Stored data
********

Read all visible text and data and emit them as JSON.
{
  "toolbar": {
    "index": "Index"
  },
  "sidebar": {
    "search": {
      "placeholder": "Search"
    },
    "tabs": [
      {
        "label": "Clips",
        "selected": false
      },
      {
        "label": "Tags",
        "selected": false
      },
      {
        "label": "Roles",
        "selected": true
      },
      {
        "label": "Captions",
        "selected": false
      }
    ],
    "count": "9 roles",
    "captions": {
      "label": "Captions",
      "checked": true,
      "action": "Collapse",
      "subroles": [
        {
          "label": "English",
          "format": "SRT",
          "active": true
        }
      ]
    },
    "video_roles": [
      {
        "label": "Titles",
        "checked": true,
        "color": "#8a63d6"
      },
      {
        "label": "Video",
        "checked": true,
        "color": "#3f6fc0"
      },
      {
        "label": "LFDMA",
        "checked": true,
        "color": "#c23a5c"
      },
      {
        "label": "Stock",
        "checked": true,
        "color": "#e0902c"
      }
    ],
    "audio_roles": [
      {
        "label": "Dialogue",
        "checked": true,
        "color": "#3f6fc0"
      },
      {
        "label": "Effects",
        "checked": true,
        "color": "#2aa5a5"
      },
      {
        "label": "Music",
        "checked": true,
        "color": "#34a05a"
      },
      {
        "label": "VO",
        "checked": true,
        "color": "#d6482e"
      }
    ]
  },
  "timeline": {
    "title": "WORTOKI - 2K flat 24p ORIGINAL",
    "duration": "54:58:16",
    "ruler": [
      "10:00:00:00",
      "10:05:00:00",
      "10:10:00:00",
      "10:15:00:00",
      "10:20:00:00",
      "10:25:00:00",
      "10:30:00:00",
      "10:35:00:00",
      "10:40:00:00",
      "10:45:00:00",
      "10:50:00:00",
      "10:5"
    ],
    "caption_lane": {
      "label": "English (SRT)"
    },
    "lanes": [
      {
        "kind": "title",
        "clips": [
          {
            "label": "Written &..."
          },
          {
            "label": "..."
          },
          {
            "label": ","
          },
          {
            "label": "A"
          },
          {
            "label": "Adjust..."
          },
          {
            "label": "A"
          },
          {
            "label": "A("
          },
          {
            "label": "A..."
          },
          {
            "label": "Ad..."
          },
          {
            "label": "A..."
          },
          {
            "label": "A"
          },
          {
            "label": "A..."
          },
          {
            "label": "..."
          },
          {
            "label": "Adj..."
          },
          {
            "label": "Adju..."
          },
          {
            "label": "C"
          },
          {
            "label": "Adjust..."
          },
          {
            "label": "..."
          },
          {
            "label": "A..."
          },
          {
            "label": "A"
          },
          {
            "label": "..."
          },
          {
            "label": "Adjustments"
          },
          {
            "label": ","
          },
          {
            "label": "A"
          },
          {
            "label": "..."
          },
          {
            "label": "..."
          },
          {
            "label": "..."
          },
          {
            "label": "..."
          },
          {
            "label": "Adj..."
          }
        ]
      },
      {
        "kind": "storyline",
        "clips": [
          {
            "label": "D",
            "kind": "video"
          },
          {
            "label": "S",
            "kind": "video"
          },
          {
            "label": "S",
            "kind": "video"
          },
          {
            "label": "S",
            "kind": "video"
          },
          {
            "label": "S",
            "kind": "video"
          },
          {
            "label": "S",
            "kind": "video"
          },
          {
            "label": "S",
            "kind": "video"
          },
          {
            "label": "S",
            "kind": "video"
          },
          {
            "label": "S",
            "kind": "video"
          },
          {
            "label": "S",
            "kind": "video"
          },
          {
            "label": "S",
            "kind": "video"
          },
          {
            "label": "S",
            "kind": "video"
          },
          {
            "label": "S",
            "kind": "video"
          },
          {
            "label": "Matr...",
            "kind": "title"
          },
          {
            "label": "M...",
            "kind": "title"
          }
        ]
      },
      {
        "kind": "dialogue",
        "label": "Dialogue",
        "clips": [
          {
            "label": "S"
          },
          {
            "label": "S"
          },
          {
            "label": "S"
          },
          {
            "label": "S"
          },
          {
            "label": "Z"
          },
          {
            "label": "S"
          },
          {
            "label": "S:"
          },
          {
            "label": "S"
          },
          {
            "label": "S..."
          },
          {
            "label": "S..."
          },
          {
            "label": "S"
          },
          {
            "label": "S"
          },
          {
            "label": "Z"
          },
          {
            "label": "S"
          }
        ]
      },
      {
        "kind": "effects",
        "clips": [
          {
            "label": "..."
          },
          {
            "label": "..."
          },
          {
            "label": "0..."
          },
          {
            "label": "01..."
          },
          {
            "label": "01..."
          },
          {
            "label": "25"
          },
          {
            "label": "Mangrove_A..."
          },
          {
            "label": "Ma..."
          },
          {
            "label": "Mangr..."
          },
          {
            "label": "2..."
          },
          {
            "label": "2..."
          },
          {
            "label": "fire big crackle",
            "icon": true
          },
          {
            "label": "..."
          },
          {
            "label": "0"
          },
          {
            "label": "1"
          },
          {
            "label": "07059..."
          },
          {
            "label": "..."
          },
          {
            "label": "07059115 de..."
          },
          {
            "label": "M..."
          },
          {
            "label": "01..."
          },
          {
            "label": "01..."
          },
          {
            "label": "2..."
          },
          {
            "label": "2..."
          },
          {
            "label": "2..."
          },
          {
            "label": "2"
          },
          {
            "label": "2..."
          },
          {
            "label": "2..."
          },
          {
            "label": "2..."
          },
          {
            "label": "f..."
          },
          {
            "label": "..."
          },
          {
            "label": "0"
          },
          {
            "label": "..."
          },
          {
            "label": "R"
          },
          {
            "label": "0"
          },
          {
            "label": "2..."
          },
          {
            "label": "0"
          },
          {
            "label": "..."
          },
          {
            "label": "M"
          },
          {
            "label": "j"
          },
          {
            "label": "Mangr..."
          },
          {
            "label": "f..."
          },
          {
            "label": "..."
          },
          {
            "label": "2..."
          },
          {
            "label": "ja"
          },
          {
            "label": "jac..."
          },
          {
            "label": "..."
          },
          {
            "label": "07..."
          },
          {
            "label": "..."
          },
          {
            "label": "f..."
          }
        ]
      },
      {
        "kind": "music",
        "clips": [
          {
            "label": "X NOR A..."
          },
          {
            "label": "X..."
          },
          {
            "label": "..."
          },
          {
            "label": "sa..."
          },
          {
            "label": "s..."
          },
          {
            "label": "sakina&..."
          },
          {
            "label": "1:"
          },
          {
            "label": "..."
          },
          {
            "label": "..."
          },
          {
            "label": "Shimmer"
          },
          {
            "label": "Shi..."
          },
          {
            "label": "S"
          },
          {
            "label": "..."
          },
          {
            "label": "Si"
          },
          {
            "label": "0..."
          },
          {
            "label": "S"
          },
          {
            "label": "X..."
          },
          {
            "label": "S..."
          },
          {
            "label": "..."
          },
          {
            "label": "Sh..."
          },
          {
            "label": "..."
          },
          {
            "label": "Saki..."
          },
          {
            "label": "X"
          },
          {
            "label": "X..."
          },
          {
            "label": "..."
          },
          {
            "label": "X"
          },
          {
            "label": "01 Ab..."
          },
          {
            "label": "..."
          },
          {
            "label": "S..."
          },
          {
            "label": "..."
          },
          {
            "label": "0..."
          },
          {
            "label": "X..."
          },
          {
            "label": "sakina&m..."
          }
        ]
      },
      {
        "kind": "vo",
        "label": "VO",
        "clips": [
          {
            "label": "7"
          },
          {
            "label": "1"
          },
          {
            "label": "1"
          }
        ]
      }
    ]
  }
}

********

• _Task requirements_
Nothing may be left out: return each entry exactly as it reads.

• _Full response_
Read all visible text and data and emit them as JSON.
{
  "toolbar": {
    "index": "Index"
  },
  "sidebar": {
    "search": {
      "placeholder": "Search"
    },
    "tabs": [
      {
        "label": "Clips",
        "selected": false
      },
      {
        "label": "Tags",
        "selected": false
      },
      {
        "label": "Roles",
        "selected": true
      },
      {
        "label": "Captions",
        "selected": false
      }
    ],
    "count": "9 roles",
    "captions": {
      "label": "Captions",
      "checked": true,
      "action": "Collapse",
      "subroles": [
        {
          "label": "English",
          "format": "SRT",
          "active": true
        }
      ]
    },
    "video_roles": [
      {
        "label": "Titles",
        "checked": true,
        "color": "#8a63d6"
      },
      {
        "label": "Video",
        "checked": true,
        "color": "#3f6fc0"
      },
      {
        "label": "LFDMA",
        "checked": true,
        "color": "#c23a5c"
      },
      {
        "label": "Stock",
        "checked": true,
        "color": "#e0902c"
      }
    ],
    "audio_roles": [
      {
        "label": "Dialogue",
        "checked": true,
        "color": "#3f6fc0"
      },
      {
        "label": "Effects",
        "checked": true,
        "color": "#2aa5a5"
      },
      {
        "label": "Music",
        "checked": true,
        "color": "#34a05a"
      },
      {
        "label": "VO",
        "checked": true,
        "color": "#d6482e"
      }
    ]
  },
  "timeline": {
    "title": "WORTOKI - 2K flat 24p ORIGINAL",
    "duration": "54:58:16",
    "ruler": [
      "10:00:00:00",
      "10:05:00:00",
      "10:10:00:00",
      "10:15:00:00",
      "10:20:00:00",
      "10:25:00:00",
      "10:30:00:00",
      "10:35:00:00",
      "10:40:00:00",
      "10:45:00:00",
      "10:50:00:00",
      "10:5"
    ],
    "caption_lane": {
      "label": "English (SRT)"
    },
    "lanes": [
      {
        "kind": "title",
        "clips": [
          {
            "label": "Written &..."
          },
          {
            "label": "..."
          },
          {
            "label": ","
          },
          {
            "label": "A"
          },
          {
            "label": "Adjust..."
          },
          {
            "label": "A"
          },
          {
            "label": "A("
          },
          {
            "label": "A..."
          },
          {
            "label": "Ad..."
          },
          {
            "label": "A..."
          },
          {
            "label": "A"
          },
          {
            "label": "A..."
          },
          {
            "label": "..."
          },
          {
            "label": "Adj..."
          },
          {
            "label": "Adju..."
          },
          {
            "label": "C"
          },
          {
            "label": "Adjust..."
          },
          {
            "label": "..."
          },
          {
            "label": "A..."
          },
          {
            "label": "A"
          },
          {
            "label": "..."
          },
          {
            "label": "Adjustments"
          },
          {
            "label": ","
          },
          {
            "label": "A"
          },
          {
            "label": "..."
          },
          {
            "label": "..."
          },
          {
            "label": "..."
          },
          {
            "label": "..."
          },
          {
            "label": "Adj..."
          }
        ]
      },
      {
        "kind": "storyline",
        "clips": [
          {
            "label": "D",
            "kind": "video"
          },
          {
            "label": "S",
            "kind": "video"
          },
          {
            "label": "S",
            "kind": "video"
          },
          {
            "label": "S",
            "kind": "video"
          },
          {
            "label": "S",
            "kind": "video"
          },
          {
            "label": "S",
            "kind": "video"
          },
          {
            "label": "S",
            "kind": "video"
          },
          {
            "label": "S",
            "kind": "video"
          },
          {
            "label": "S",
            "kind": "video"
          },
          {
            "label": "S",
            "kind": "video"
          },
          {
            "label": "S",
            "kind": "video"
          },
          {
            "label": "S",
            "kind": "video"
          },
          {
            "label": "S",
            "kind": "video"
          },
          {
            "label": "Matr...",
            "kind": "title"
          },
          {
            "label": "M...",
            "kind": "title"
          }
        ]
      },
      {
        "kind": "dialogue",
        "label": "Dialogue",
        "clips": [
          {
            "label": "S"
          },
          {
            "label": "S"
          },
          {
            "label": "S"
          },
          {
            "label": "S"
          },
          {
            "label": "Z"
          },
          {
            "label": "S"
          },
          {
            "label": "S:"
          },
          {
            "label": "S"
          },
          {
            "label": "S..."
          },
          {
            "label": "S..."
          },
          {
            "label": "S"
          },
          {
            "label": "S"
          },
          {
            "label": "Z"
          },
          {
            "label": "S"
          }
        ]
      },
      {
        "kind": "effects",
        "clips": [
          {
            "label": "..."
          },
          {
            "label": "..."
          },
          {
            "label": "0..."
          },
          {
            "label": "01..."
          },
          {
            "label": "01..."
          },
          {
            "label": "25"
          },
          {
            "label": "Mangrove_A..."
          },
          {
            "label": "Ma..."
          },
          {
            "label": "Mangr..."
          },
          {
            "label": "2..."
          },
          {
            "label": "2..."
          },
          {
            "label": "fire big crackle",
            "icon": true
          },
          {
            "label": "..."
          },
          {
            "label": "0"
          },
          {
            "label": "1"
          },
          {
            "label": "07059..."
          },
          {
            "label": "..."
          },
          {
            "label": "07059115 de..."
          },
          {
            "label": "M..."
          },
          {
            "label": "01..."
          },
          {
            "label": "01..."
          },
          {
            "label": "2..."
          },
          {
            "label": "2..."
          },
          {
            "label": "2..."
          },
          {
            "label": "2"
          },
          {
            "label": "2..."
          },
          {
            "label": "2..."
          },
          {
            "label": "2..."
          },
          {
            "label": "f..."
          },
          {
            "label": "..."
          },
          {
            "label": "0"
          },
          {
            "label": "..."
          },
          {
            "label": "R"
          },
          {
            "label": "0"
          },
          {
            "label": "2..."
          },
          {
            "label": "0"
          },
          {
            "label": "..."
          },
          {
            "label": "M"
          },
          {
            "label": "j"
          },
          {
            "label": "Mangr..."
          },
          {
            "label": "f..."
          },
          {
            "label": "..."
          },
          {
            "label": "2..."
          },
          {
            "label": "ja"
          },
          {
            "label": "jac..."
          },
          {
            "label": "..."
          },
          {
            "label": "07..."
          },
          {
            "label": "..."
          },
          {
            "label": "f..."
          }
        ]
      },
      {
        "kind": "music",
        "clips": [
          {
            "label": "X NOR A..."
          },
          {
            "label": "X..."
          },
          {
            "label": "..."
          },
          {
            "label": "sa..."
          },
          {
            "label": "s..."
          },
          {
            "label": "sakina&..."
          },
          {
            "label": "1:"
          },
          {
            "label": "..."
          },
          {
            "label": "..."
          },
          {
            "label": "Shimmer"
          },
          {
            "label": "Shi..."
          },
          {
            "label": "S"
          },
          {
            "label": "..."
          },
          {
            "label": "Si"
          },
          {
            "label": "0..."
          },
          {
            "label": "S"
          },
          {
            "label": "X..."
          },
          {
            "label": "S..."
          },
          {
            "label": "..."
          },
          {
            "label": "Sh..."
          },
          {
            "label": "..."
          },
          {
            "label": "Saki..."
          },
          {
            "label": "X"
          },
          {
            "label": "X..."
          },
          {
            "label": "..."
          },
          {
            "label": "X"
          },
          {
            "label": "01 Ab..."
          },
          {
            "label": "..."
          },
          {
            "label": "S..."
          },
          {
            "label": "..."
          },
          {
            "label": "0..."
          },
          {
            "label": "X..."
          },
          {
            "label": "sakina&m..."
          }
        ]
      },
      {
        "kind": "vo",
        "label": "VO",
        "clips": [
          {
            "label": "7"
          },
          {
            "label": "1"
          },
          {
            "label": "1"
          }
        ]
      }
    ]
  }
}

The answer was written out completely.